> **Goal**
Select lines where the word "with" appears.

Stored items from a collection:
☆ ☆ ☆ ☆ ☆ ☆ ☆
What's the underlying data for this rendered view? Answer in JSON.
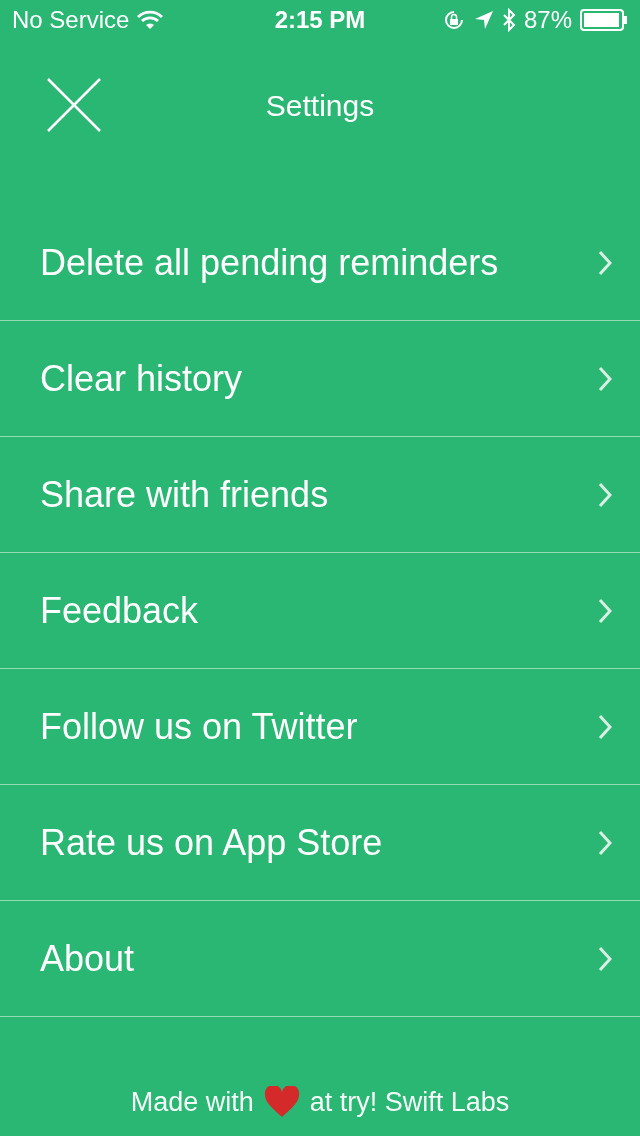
{
  "status_bar": {
    "carrier": "No Service",
    "time": "2:15 PM",
    "battery": "87%"
  },
  "header": {
    "title": "Settings"
  },
  "items": [
    {
      "label": "Delete all pending reminders"
    },
    {
      "label": "Clear history"
    },
    {
      "label": "Share with friends"
    },
    {
      "label": "Feedback"
    },
    {
      "label": "Follow us on Twitter"
    },
    {
      "label": "Rate us on App Store"
    },
    {
      "label": "About"
    }
  ],
  "footer": {
    "before": "Made with",
    "after": "at try! Swift Labs"
  }
}
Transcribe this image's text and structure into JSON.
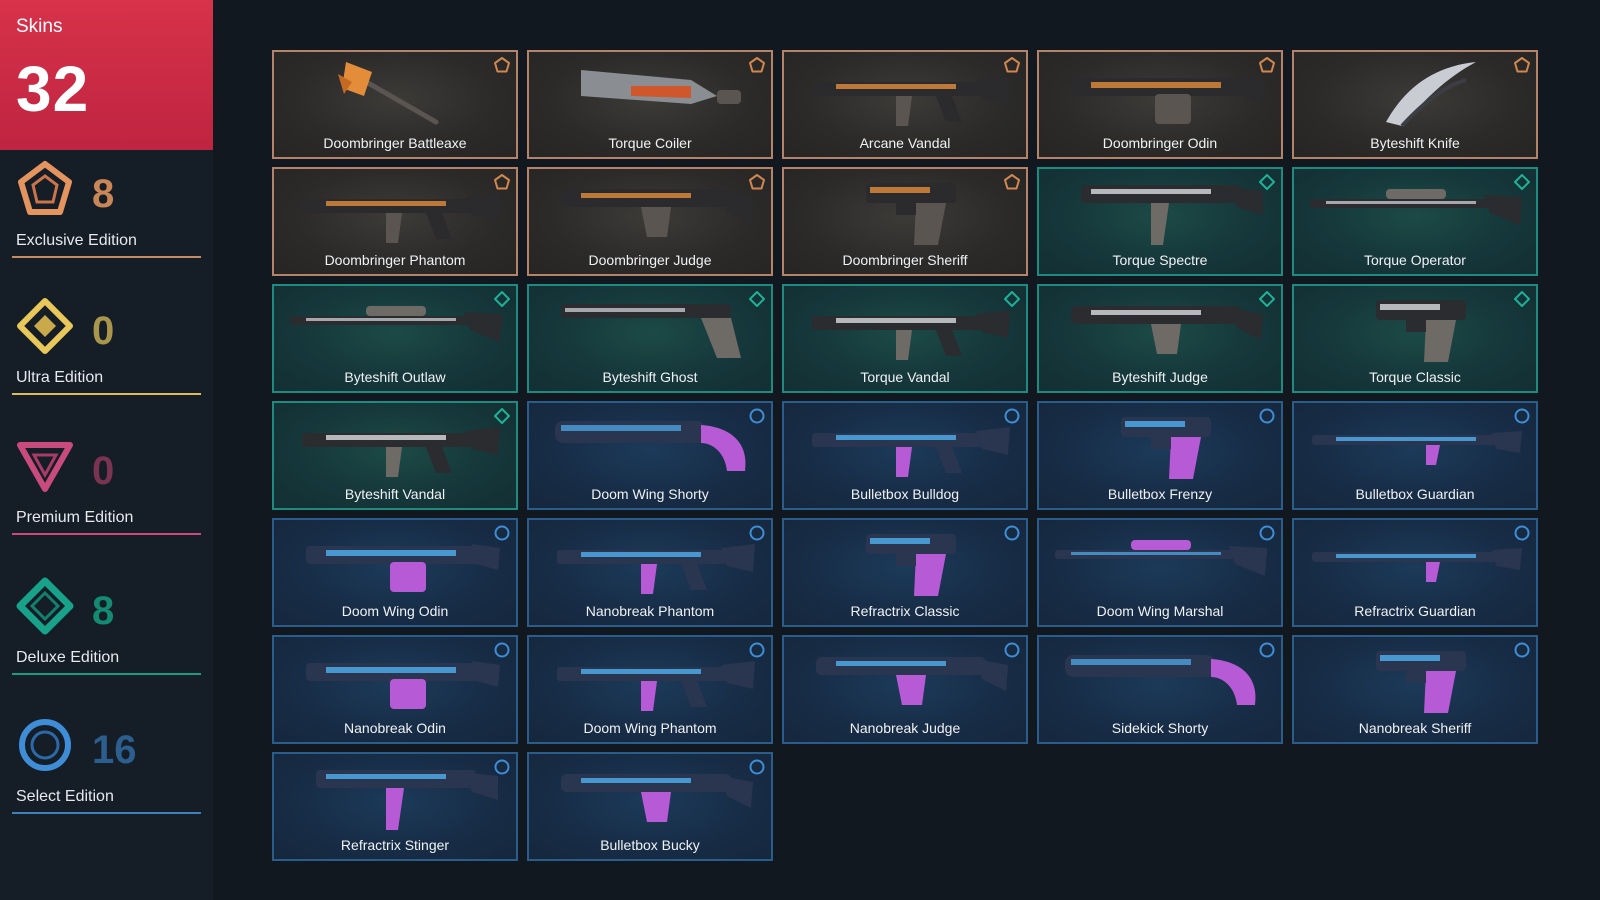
{
  "sidebar": {
    "total_label": "Skins",
    "total_count": "32",
    "tiers": [
      {
        "label": "Exclusive Edition",
        "count": "8",
        "icon": "exclusive-edition-icon",
        "color": "#e4945e"
      },
      {
        "label": "Ultra Edition",
        "count": "0",
        "icon": "ultra-edition-icon",
        "color": "#e8c85a"
      },
      {
        "label": "Premium Edition",
        "count": "0",
        "icon": "premium-edition-icon",
        "color": "#c94b7d"
      },
      {
        "label": "Deluxe Edition",
        "count": "8",
        "icon": "deluxe-edition-icon",
        "color": "#19a28a"
      },
      {
        "label": "Select Edition",
        "count": "16",
        "icon": "select-edition-icon",
        "color": "#3f8dd6"
      }
    ]
  },
  "skins": [
    {
      "name": "Doombringer Battleaxe",
      "tier": "exclusive",
      "weapon": "melee-axe"
    },
    {
      "name": "Torque Coiler",
      "tier": "exclusive",
      "weapon": "melee-blade"
    },
    {
      "name": "Arcane Vandal",
      "tier": "exclusive",
      "weapon": "rifle"
    },
    {
      "name": "Doombringer Odin",
      "tier": "exclusive",
      "weapon": "heavy"
    },
    {
      "name": "Byteshift Knife",
      "tier": "exclusive",
      "weapon": "knife"
    },
    {
      "name": "Doombringer Phantom",
      "tier": "exclusive",
      "weapon": "rifle"
    },
    {
      "name": "Doombringer Judge",
      "tier": "exclusive",
      "weapon": "shotgun"
    },
    {
      "name": "Doombringer Sheriff",
      "tier": "exclusive",
      "weapon": "pistol"
    },
    {
      "name": "Torque Spectre",
      "tier": "deluxe",
      "weapon": "smg"
    },
    {
      "name": "Torque Operator",
      "tier": "deluxe",
      "weapon": "sniper"
    },
    {
      "name": "Byteshift Outlaw",
      "tier": "deluxe",
      "weapon": "sniper"
    },
    {
      "name": "Byteshift Ghost",
      "tier": "deluxe",
      "weapon": "pistol-long"
    },
    {
      "name": "Torque Vandal",
      "tier": "deluxe",
      "weapon": "rifle"
    },
    {
      "name": "Byteshift Judge",
      "tier": "deluxe",
      "weapon": "shotgun"
    },
    {
      "name": "Torque Classic",
      "tier": "deluxe",
      "weapon": "pistol"
    },
    {
      "name": "Byteshift Vandal",
      "tier": "deluxe",
      "weapon": "rifle"
    },
    {
      "name": "Doom Wing Shorty",
      "tier": "select",
      "weapon": "shotgun-short"
    },
    {
      "name": "Bulletbox Bulldog",
      "tier": "select",
      "weapon": "rifle"
    },
    {
      "name": "Bulletbox Frenzy",
      "tier": "select",
      "weapon": "pistol"
    },
    {
      "name": "Bulletbox Guardian",
      "tier": "select",
      "weapon": "rifle-long"
    },
    {
      "name": "Doom Wing Odin",
      "tier": "select",
      "weapon": "heavy"
    },
    {
      "name": "Nanobreak Phantom",
      "tier": "select",
      "weapon": "rifle"
    },
    {
      "name": "Refractrix Classic",
      "tier": "select",
      "weapon": "pistol"
    },
    {
      "name": "Doom Wing Marshal",
      "tier": "select",
      "weapon": "sniper"
    },
    {
      "name": "Refractrix Guardian",
      "tier": "select",
      "weapon": "rifle-long"
    },
    {
      "name": "Nanobreak Odin",
      "tier": "select",
      "weapon": "heavy"
    },
    {
      "name": "Doom Wing Phantom",
      "tier": "select",
      "weapon": "rifle"
    },
    {
      "name": "Nanobreak Judge",
      "tier": "select",
      "weapon": "shotgun"
    },
    {
      "name": "Sidekick Shorty",
      "tier": "select",
      "weapon": "shotgun-short"
    },
    {
      "name": "Nanobreak Sheriff",
      "tier": "select",
      "weapon": "pistol"
    },
    {
      "name": "Refractrix Stinger",
      "tier": "select",
      "weapon": "smg"
    },
    {
      "name": "Bulletbox Bucky",
      "tier": "select",
      "weapon": "shotgun"
    }
  ]
}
☆ ☆ ☆ ☆ ☆ ☆ ☆
> **Written response**
      "label": "Share with friends"
    "before": "Made with",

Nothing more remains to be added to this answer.